THE REQUEST:
Please copy every line of the records below that holds the word "panel".

[begin STORED ROWS]

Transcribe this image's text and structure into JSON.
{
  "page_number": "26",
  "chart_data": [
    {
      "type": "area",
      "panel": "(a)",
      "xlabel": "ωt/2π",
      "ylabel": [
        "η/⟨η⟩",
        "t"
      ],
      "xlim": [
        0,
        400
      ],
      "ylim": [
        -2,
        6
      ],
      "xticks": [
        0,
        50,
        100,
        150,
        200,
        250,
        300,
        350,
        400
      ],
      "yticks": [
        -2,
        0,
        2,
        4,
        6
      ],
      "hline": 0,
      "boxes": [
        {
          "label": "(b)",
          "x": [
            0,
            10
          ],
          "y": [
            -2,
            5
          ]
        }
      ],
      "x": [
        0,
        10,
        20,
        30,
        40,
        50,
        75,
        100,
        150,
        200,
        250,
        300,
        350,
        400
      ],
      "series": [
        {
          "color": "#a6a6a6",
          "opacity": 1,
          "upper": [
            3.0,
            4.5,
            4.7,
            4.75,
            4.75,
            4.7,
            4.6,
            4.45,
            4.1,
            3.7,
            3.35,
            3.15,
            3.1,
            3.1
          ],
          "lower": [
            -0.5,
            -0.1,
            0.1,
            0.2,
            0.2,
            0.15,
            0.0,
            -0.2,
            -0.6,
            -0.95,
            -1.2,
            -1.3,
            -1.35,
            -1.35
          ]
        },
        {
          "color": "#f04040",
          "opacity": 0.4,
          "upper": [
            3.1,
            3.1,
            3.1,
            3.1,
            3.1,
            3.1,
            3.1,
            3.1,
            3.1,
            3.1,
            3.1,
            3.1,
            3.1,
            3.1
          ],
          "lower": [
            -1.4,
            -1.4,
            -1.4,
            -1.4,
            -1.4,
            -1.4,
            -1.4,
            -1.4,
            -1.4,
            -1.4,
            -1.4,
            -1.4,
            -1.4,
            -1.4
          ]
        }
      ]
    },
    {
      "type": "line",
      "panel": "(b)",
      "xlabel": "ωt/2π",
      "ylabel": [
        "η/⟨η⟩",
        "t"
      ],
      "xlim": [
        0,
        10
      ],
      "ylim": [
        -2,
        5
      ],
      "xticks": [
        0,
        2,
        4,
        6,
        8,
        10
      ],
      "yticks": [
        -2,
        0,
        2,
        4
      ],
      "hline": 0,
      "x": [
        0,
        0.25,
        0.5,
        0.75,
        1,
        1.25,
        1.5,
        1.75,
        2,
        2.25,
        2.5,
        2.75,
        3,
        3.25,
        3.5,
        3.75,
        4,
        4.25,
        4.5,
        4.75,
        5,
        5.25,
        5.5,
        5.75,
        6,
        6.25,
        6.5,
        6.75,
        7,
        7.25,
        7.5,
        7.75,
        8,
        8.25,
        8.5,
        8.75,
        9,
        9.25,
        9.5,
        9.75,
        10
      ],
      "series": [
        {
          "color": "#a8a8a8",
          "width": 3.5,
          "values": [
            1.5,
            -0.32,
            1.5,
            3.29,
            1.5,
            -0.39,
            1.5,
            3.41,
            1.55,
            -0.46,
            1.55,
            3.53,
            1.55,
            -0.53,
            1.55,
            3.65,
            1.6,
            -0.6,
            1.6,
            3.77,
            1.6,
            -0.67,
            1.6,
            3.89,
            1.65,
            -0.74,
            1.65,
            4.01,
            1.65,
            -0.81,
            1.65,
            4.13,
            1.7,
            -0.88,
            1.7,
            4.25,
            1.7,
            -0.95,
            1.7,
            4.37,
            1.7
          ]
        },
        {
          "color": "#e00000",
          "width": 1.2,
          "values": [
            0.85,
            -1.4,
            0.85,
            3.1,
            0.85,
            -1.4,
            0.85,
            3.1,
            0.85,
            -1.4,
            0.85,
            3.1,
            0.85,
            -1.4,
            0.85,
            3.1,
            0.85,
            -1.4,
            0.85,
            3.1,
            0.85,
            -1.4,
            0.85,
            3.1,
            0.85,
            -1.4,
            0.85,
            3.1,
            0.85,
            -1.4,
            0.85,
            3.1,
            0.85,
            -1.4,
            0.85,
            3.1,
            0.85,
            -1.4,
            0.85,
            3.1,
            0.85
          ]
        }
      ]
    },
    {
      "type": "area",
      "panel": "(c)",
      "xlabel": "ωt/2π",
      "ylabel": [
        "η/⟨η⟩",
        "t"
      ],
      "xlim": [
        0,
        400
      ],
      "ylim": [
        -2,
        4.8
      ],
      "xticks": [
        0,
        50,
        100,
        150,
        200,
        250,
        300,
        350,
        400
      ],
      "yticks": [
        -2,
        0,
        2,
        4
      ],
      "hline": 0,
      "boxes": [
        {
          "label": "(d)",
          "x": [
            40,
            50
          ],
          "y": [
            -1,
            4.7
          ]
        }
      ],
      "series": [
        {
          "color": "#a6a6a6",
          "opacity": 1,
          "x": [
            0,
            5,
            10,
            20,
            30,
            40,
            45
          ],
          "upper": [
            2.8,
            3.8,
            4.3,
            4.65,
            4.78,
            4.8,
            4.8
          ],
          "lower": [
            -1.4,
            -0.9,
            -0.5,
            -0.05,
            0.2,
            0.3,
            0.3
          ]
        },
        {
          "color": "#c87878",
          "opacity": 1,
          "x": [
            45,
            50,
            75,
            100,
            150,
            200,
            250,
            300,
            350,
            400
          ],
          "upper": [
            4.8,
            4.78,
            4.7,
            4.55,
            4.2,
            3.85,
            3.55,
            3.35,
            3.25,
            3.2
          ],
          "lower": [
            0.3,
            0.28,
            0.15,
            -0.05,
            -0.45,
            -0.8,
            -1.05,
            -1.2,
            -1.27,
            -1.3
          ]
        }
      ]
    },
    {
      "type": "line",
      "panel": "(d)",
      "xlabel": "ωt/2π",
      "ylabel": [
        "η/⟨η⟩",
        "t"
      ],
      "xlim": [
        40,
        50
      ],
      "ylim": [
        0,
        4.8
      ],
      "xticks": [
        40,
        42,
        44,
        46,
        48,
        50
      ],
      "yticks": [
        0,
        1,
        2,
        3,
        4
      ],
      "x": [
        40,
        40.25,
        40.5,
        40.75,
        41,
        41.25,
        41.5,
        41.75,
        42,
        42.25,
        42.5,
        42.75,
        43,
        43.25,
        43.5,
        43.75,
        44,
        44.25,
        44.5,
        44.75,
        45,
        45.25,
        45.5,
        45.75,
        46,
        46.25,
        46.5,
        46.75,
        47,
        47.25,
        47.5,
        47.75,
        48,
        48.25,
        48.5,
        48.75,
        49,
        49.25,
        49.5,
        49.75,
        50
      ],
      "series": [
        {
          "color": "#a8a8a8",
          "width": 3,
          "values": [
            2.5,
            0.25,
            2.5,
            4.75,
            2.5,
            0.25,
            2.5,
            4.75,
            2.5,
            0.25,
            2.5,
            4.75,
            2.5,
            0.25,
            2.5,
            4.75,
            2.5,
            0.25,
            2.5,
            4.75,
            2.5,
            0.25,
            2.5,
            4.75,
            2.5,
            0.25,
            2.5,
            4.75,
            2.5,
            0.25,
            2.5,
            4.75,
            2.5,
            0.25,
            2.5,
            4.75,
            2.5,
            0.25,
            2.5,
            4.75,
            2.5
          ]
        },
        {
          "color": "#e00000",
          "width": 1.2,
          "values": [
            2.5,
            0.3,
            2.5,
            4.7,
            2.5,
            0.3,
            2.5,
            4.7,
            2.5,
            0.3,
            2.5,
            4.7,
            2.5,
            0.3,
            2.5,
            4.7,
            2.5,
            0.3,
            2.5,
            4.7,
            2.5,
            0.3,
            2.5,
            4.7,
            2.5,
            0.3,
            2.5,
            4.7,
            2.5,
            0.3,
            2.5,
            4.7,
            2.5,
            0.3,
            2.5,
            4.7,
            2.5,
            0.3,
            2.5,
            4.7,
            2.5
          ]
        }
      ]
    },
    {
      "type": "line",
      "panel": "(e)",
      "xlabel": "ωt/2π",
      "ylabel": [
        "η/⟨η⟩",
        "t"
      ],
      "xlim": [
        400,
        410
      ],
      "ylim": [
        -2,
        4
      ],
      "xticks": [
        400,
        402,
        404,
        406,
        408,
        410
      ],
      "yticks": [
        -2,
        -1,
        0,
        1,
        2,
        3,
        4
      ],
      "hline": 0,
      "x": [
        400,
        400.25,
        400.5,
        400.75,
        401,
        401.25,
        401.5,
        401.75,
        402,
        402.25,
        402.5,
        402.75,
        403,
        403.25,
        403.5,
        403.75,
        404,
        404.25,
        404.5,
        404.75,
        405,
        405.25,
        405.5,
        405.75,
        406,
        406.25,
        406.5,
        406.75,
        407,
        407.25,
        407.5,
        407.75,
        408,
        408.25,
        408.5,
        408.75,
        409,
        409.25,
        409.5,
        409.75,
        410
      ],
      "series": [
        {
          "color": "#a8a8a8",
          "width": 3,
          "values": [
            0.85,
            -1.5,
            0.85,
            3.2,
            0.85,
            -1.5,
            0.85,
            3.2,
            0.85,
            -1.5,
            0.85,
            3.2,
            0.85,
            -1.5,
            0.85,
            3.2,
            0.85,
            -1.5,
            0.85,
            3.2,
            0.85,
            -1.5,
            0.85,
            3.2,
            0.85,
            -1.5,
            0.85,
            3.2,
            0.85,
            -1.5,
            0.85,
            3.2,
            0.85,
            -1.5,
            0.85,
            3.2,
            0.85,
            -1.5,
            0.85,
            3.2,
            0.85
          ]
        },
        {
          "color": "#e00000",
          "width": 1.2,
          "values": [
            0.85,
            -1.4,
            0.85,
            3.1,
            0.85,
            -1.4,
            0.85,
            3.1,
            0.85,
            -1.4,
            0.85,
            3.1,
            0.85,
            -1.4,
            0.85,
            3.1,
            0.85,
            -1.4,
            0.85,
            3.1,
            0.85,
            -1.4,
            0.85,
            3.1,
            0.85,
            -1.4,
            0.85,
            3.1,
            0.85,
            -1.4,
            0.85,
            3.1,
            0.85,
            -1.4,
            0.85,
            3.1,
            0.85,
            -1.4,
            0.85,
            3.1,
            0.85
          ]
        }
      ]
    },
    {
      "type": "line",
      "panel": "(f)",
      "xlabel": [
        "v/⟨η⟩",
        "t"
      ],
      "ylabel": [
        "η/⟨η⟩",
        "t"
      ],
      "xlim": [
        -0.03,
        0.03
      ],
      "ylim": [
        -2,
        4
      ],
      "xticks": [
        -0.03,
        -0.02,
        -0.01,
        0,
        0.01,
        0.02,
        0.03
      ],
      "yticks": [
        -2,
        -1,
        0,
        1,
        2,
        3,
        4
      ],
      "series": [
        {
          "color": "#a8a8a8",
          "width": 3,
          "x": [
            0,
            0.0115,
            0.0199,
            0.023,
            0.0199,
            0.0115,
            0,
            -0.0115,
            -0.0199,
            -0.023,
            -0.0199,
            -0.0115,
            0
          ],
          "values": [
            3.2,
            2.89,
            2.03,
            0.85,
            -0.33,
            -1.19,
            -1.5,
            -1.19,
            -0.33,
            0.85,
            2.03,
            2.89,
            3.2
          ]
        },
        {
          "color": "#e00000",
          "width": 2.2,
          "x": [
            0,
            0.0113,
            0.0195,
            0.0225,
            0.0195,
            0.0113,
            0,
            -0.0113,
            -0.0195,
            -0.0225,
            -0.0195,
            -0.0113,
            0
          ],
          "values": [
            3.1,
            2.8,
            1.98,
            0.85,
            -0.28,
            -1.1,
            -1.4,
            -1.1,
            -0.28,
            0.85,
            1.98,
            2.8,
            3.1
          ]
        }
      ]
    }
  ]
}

[end STORED ROWS]

EXERCISE ANSWER:
      "panel": "(a)",
      "panel": "(b)",
      "panel": "(c)",
      "panel": "(d)",
      "panel": "(e)",
      "panel": "(f)",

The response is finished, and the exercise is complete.